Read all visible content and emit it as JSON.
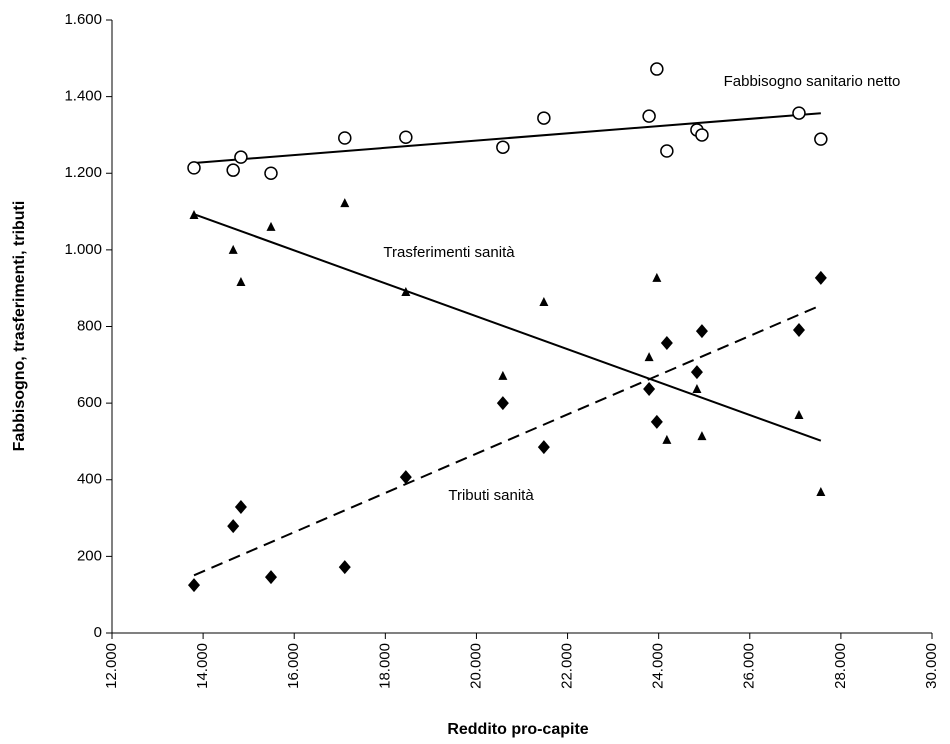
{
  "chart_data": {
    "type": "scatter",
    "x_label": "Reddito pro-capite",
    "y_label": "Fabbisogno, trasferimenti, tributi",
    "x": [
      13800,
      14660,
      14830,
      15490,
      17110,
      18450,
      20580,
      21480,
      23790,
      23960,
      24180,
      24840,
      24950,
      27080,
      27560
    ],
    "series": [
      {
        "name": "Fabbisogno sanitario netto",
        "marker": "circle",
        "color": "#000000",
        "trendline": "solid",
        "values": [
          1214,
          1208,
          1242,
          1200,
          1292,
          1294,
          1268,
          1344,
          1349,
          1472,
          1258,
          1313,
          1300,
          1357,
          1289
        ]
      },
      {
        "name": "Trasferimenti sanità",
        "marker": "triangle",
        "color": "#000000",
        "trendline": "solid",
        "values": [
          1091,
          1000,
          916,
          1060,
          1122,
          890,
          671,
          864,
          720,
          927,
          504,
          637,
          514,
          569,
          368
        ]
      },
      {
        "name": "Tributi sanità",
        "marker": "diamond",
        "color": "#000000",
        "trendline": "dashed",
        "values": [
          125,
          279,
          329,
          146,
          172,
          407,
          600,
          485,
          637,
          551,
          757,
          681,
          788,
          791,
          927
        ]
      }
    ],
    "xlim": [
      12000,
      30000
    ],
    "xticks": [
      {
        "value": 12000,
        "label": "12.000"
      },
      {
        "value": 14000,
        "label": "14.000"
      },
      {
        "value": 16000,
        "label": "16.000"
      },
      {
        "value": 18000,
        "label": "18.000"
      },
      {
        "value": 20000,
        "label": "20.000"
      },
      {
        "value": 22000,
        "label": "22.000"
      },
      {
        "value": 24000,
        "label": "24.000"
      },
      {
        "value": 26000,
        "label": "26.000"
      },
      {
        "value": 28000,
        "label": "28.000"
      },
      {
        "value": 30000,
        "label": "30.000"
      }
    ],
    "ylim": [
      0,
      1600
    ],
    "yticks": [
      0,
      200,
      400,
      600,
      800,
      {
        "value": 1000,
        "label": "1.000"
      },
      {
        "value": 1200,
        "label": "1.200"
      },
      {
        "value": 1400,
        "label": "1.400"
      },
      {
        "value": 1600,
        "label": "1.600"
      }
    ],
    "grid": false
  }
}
********************
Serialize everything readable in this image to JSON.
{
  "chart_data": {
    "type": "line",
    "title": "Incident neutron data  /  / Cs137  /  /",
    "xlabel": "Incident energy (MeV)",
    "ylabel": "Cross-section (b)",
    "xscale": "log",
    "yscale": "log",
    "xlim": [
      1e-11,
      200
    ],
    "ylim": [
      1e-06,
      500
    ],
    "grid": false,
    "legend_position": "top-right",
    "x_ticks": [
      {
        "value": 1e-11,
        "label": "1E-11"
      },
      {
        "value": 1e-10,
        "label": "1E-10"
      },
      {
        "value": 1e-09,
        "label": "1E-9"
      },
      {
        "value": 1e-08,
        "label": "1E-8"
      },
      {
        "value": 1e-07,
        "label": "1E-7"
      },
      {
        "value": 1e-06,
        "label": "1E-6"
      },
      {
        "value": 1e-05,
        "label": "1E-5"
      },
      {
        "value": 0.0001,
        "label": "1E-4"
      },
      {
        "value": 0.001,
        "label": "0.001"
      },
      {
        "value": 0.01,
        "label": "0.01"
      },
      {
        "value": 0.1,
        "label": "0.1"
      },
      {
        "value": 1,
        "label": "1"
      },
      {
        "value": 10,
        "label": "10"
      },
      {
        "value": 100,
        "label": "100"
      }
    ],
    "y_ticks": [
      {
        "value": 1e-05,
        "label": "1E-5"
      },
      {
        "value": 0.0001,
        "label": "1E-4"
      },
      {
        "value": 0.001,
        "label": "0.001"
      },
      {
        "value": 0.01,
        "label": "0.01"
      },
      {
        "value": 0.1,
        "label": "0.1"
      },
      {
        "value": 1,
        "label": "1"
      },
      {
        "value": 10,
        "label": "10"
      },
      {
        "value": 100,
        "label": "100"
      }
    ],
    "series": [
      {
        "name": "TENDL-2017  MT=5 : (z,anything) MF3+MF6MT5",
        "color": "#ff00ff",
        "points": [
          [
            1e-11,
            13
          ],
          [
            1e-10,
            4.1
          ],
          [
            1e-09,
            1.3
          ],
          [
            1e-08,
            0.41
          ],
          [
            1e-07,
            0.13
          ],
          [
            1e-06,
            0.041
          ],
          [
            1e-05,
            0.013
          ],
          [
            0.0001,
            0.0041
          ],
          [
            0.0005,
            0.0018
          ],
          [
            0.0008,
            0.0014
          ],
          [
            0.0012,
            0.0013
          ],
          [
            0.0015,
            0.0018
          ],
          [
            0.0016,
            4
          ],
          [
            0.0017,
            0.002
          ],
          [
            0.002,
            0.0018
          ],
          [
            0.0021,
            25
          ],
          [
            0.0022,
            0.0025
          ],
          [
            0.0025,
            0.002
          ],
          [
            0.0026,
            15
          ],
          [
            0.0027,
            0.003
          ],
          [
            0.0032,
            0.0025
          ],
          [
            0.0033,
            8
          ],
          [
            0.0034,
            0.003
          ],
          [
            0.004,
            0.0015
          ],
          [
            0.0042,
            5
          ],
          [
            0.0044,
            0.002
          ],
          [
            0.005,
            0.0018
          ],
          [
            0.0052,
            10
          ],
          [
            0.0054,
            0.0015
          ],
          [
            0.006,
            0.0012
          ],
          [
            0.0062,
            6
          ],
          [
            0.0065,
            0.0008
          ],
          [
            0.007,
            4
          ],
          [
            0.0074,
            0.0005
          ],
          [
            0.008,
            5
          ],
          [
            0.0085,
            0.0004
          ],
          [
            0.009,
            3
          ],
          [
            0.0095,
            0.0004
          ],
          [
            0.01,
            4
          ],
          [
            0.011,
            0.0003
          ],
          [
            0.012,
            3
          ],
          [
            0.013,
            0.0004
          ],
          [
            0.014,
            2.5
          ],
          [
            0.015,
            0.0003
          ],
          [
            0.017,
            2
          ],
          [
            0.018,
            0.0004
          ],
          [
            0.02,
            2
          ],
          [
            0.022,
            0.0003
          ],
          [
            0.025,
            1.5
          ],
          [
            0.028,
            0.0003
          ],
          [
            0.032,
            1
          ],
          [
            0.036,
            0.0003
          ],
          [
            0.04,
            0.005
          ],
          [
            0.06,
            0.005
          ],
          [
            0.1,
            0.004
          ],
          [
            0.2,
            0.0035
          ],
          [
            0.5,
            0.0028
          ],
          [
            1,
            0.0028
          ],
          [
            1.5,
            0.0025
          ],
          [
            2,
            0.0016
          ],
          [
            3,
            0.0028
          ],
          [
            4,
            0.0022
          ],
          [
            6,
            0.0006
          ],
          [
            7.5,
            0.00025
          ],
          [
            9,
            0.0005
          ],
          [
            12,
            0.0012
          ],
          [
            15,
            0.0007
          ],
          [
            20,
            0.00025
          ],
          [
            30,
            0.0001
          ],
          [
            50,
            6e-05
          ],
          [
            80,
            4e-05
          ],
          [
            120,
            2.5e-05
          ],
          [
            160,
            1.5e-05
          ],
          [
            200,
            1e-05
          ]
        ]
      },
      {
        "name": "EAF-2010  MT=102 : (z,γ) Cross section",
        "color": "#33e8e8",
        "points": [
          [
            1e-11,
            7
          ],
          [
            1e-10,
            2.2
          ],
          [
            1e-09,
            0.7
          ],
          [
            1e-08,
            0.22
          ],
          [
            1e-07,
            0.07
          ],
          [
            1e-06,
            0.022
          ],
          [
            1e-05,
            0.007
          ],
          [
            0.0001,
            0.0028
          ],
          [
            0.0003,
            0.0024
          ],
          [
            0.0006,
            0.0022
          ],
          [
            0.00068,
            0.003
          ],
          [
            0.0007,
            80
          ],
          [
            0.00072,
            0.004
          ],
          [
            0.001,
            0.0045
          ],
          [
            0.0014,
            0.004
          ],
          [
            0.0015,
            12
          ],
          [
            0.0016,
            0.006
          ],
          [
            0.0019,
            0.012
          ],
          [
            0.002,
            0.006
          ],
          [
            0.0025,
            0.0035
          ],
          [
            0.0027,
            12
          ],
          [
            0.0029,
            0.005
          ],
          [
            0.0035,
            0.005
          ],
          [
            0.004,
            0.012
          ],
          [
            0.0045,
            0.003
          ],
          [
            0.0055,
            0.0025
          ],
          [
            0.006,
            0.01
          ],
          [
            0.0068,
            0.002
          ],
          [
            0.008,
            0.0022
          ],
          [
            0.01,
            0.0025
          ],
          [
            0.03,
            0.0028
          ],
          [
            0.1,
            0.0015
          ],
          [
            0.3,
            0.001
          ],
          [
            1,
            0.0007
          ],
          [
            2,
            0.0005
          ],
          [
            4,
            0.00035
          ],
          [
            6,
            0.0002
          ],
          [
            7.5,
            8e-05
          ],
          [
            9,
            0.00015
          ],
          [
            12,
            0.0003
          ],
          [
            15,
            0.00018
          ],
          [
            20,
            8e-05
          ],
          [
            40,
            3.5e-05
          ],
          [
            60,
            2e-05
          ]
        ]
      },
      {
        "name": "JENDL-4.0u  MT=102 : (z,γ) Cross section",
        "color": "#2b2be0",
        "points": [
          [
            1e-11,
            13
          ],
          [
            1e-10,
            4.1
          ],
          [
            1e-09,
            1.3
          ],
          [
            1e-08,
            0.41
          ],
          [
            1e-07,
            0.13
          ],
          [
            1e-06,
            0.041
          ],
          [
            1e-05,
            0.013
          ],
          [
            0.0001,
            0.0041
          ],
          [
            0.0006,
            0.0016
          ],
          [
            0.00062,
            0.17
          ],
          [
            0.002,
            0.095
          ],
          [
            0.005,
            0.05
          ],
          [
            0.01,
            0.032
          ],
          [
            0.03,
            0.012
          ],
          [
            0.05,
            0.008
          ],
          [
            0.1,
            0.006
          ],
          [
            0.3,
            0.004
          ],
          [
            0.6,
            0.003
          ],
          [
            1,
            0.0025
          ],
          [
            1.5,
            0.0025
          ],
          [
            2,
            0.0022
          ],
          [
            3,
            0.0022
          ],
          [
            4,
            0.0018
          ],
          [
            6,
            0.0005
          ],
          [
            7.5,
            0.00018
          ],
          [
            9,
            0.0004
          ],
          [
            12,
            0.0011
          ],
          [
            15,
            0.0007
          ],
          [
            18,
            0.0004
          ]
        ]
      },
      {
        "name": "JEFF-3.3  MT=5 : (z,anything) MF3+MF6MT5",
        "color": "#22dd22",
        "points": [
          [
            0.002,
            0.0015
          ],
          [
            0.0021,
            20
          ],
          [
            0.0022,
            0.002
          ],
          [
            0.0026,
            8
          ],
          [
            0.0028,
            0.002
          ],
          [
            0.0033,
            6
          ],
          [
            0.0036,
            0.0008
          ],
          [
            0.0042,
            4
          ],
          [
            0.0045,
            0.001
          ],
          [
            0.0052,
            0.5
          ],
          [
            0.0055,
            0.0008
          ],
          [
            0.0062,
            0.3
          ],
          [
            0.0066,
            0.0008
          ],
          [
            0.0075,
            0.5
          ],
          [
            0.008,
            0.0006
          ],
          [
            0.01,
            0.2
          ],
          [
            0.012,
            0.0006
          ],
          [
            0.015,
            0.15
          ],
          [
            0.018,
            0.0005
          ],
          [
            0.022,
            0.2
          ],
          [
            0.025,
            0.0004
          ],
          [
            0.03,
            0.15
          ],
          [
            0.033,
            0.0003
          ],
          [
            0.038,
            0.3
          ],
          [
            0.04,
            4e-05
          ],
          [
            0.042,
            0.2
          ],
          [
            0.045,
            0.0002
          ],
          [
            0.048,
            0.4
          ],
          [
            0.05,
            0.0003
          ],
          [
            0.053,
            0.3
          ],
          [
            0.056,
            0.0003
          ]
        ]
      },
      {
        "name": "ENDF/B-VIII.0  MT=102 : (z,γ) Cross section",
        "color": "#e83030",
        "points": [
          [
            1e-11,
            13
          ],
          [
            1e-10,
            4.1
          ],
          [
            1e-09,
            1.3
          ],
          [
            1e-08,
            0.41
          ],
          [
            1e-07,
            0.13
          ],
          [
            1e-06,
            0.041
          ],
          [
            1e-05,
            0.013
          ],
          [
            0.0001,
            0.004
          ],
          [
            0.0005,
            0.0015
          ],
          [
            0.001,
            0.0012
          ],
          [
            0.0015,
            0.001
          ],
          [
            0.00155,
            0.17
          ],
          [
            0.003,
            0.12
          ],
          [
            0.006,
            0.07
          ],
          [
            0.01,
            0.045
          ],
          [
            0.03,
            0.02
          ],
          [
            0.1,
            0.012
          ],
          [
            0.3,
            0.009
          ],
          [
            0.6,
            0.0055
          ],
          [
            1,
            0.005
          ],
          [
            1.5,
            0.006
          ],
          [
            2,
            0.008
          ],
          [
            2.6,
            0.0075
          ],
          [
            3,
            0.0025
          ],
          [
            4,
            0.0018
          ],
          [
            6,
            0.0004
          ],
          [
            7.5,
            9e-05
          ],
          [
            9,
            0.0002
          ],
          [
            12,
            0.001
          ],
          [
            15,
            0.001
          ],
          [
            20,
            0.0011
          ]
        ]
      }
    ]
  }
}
********************
Where a line in the material contains "sanità", copy that line.

(Result for this task)
        "name": "Trasferimenti sanità",
        "name": "Tributi sanità",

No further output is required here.